_THE REQUEST_
In your copy, reproduce the entries exactly as they are, minus the images.

===== ENTRIES =====

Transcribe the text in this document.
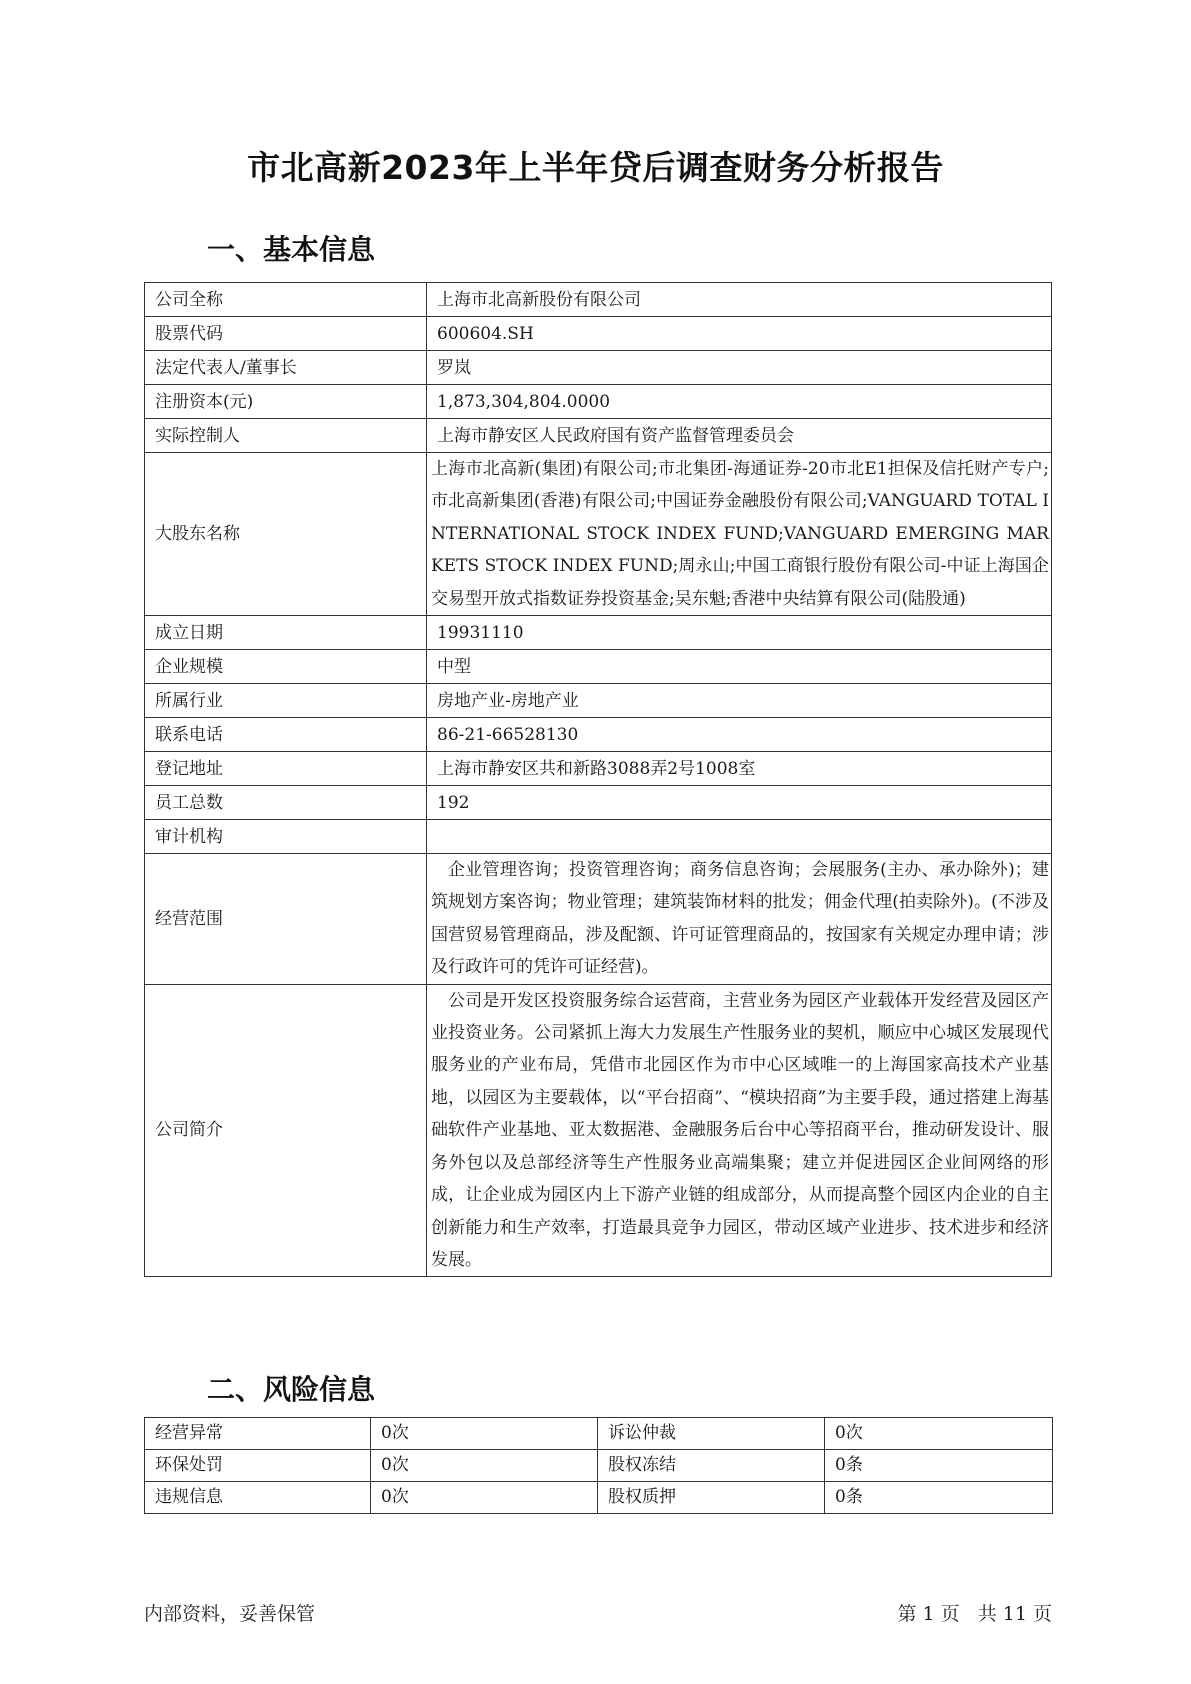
市北高新2023年上半年贷后调查财务分析报告
一、基本信息
公司全称	上海市北高新股份有限公司
股票代码	600604.SH
法定代表人/董事长	罗岚
注册资本(元)	1,873,304,804.0000
实际控制人	上海市静安区人民政府国有资产监督管理委员会
大股东名称	上海市北高新(集团)有限公司;市北集团-海通证券-20市北E1担保及信托财产专户;市北高新集团(香港)有限公司;中国证券金融股份有限公司;VANGUARD TOTAL INTERNATIONAL STOCK INDEX FUND;VANGUARD EMERGING MARKETS STOCK INDEX FUND;周永山;中国工商银行股份有限公司-中证上海国企交易型开放式指数证券投资基金;吴东魁;香港中央结算有限公司(陆股通)
成立日期	19931110
企业规模	中型
所属行业	房地产业-房地产业
联系电话	86-21-66528130
登记地址	上海市静安区共和新路3088弄2号1008室
员工总数	192
审计机构	
经营范围	企业管理咨询；投资管理咨询；商务信息咨询；会展服务(主办、承办除外)；建筑规划方案咨询；物业管理；建筑装饰材料的批发；佣金代理(拍卖除外)。(不涉及国营贸易管理商品，涉及配额、许可证管理商品的，按国家有关规定办理申请；涉及行政许可的凭许可证经营)。
公司简介	公司是开发区投资服务综合运营商，主营业务为园区产业载体开发经营及园区产业投资业务。公司紧抓上海大力发展生产性服务业的契机，顺应中心城区发展现代服务业的产业布局，凭借市北园区作为市中心区域唯一的上海国家高技术产业基地，以园区为主要载体，以“平台招商”、“模块招商”为主要手段，通过搭建上海基础软件产业基地、亚太数据港、金融服务后台中心等招商平台，推动研发设计、服务外包以及总部经济等生产性服务业高端集聚；建立并促进园区企业间网络的形成，让企业成为园区内上下游产业链的组成部分，从而提高整个园区内企业的自主创新能力和生产效率，打造最具竞争力园区，带动区域产业进步、技术进步和经济发展。
二、风险信息
经营异常	0次	诉讼仲裁	0次
环保处罚	0次	股权冻结	0条
违规信息	0次	股权质押	0条
内部资料，妥善保管	第 1 页   共 11 页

=====

_FINAL RESULT_
Transcribe the text in this document.
市北高新2023年上半年贷后调查财务分析报告
一、基本信息
公司全称	上海市北高新股份有限公司
股票代码	600604.SH
法定代表人/董事长	罗岚
注册资本(元)	1,873,304,804.0000
实际控制人	上海市静安区人民政府国有资产监督管理委员会
大股东名称	上海市北高新(集团)有限公司;市北集团-海通证券-20市北E1担保及信托财产专户;市北高新集团(香港)有限公司;中国证券金融股份有限公司;VANGUARD TOTAL INTERNATIONAL STOCK INDEX FUND;VANGUARD EMERGING MARKETS STOCK INDEX FUND;周永山;中国工商银行股份有限公司-中证上海国企交易型开放式指数证券投资基金;吴东魁;香港中央结算有限公司(陆股通)
成立日期	19931110
企业规模	中型
所属行业	房地产业-房地产业
联系电话	86-21-66528130
登记地址	上海市静安区共和新路3088弄2号1008室
员工总数	192
审计机构	
经营范围	企业管理咨询；投资管理咨询；商务信息咨询；会展服务(主办、承办除外)；建筑规划方案咨询；物业管理；建筑装饰材料的批发；佣金代理(拍卖除外)。(不涉及国营贸易管理商品，涉及配额、许可证管理商品的，按国家有关规定办理申请；涉及行政许可的凭许可证经营)。
公司简介	公司是开发区投资服务综合运营商，主营业务为园区产业载体开发经营及园区产业投资业务。公司紧抓上海大力发展生产性服务业的契机，顺应中心城区发展现代服务业的产业布局，凭借市北园区作为市中心区域唯一的上海国家高技术产业基地，以园区为主要载体，以“平台招商”、“模块招商”为主要手段，通过搭建上海基础软件产业基地、亚太数据港、金融服务后台中心等招商平台，推动研发设计、服务外包以及总部经济等生产性服务业高端集聚；建立并促进园区企业间网络的形成，让企业成为园区内上下游产业链的组成部分，从而提高整个园区内企业的自主创新能力和生产效率，打造最具竞争力园区，带动区域产业进步、技术进步和经济发展。
二、风险信息
经营异常	0次	诉讼仲裁	0次
环保处罚	0次	股权冻结	0条
违规信息	0次	股权质押	0条
内部资料，妥善保管	第 1 页   共 11 页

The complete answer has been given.